TASK TO CARRY OUT → Return each line of the material verbatim.

[Records from a data source]

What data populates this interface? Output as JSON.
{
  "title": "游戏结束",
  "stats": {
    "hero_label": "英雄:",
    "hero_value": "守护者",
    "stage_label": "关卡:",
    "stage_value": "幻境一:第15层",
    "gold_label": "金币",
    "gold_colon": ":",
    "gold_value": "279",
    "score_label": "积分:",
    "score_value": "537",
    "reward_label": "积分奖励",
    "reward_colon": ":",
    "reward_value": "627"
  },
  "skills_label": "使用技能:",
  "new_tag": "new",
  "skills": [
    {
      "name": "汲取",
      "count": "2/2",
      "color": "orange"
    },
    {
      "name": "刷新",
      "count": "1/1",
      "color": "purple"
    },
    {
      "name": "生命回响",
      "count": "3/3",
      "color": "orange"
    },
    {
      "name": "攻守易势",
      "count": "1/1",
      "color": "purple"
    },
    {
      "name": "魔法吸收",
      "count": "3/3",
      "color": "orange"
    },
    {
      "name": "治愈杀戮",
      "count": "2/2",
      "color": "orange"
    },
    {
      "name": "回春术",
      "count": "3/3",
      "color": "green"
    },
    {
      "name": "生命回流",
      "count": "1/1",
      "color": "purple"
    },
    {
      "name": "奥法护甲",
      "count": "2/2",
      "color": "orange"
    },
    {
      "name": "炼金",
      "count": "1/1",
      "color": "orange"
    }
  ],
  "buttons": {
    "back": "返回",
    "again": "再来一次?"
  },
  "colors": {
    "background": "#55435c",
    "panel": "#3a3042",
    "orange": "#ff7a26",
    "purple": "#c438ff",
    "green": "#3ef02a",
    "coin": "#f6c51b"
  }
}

SOLUTION →
What data populates this interface? Output as JSON.
{
  "title": "游戏结束",
  "stats": {
    "hero_label": "英雄:",
    "hero_value": "守护者",
    "stage_label": "关卡:",
    "stage_value": "幻境一:第15层",
    "gold_label": "金币",
    "gold_colon": ":",
    "gold_value": "279",
    "score_label": "积分:",
    "score_value": "537",
    "reward_label": "积分奖励",
    "reward_colon": ":",
    "reward_value": "627"
  },
  "skills_label": "使用技能:",
  "new_tag": "new",
  "skills": [
    {
      "name": "汲取",
      "count": "2/2",
      "color": "orange"
    },
    {
      "name": "刷新",
      "count": "1/1",
      "color": "purple"
    },
    {
      "name": "生命回响",
      "count": "3/3",
      "color": "orange"
    },
    {
      "name": "攻守易势",
      "count": "1/1",
      "color": "purple"
    },
    {
      "name": "魔法吸收",
      "count": "3/3",
      "color": "orange"
    },
    {
      "name": "治愈杀戮",
      "count": "2/2",
      "color": "orange"
    },
    {
      "name": "回春术",
      "count": "3/3",
      "color": "green"
    },
    {
      "name": "生命回流",
      "count": "1/1",
      "color": "purple"
    },
    {
      "name": "奥法护甲",
      "count": "2/2",
      "color": "orange"
    },
    {
      "name": "炼金",
      "count": "1/1",
      "color": "orange"
    }
  ],
  "buttons": {
    "back": "返回",
    "again": "再来一次?"
  },
  "colors": {
    "background": "#55435c",
    "panel": "#3a3042",
    "orange": "#ff7a26",
    "purple": "#c438ff",
    "green": "#3ef02a",
    "coin": "#f6c51b"
  }
}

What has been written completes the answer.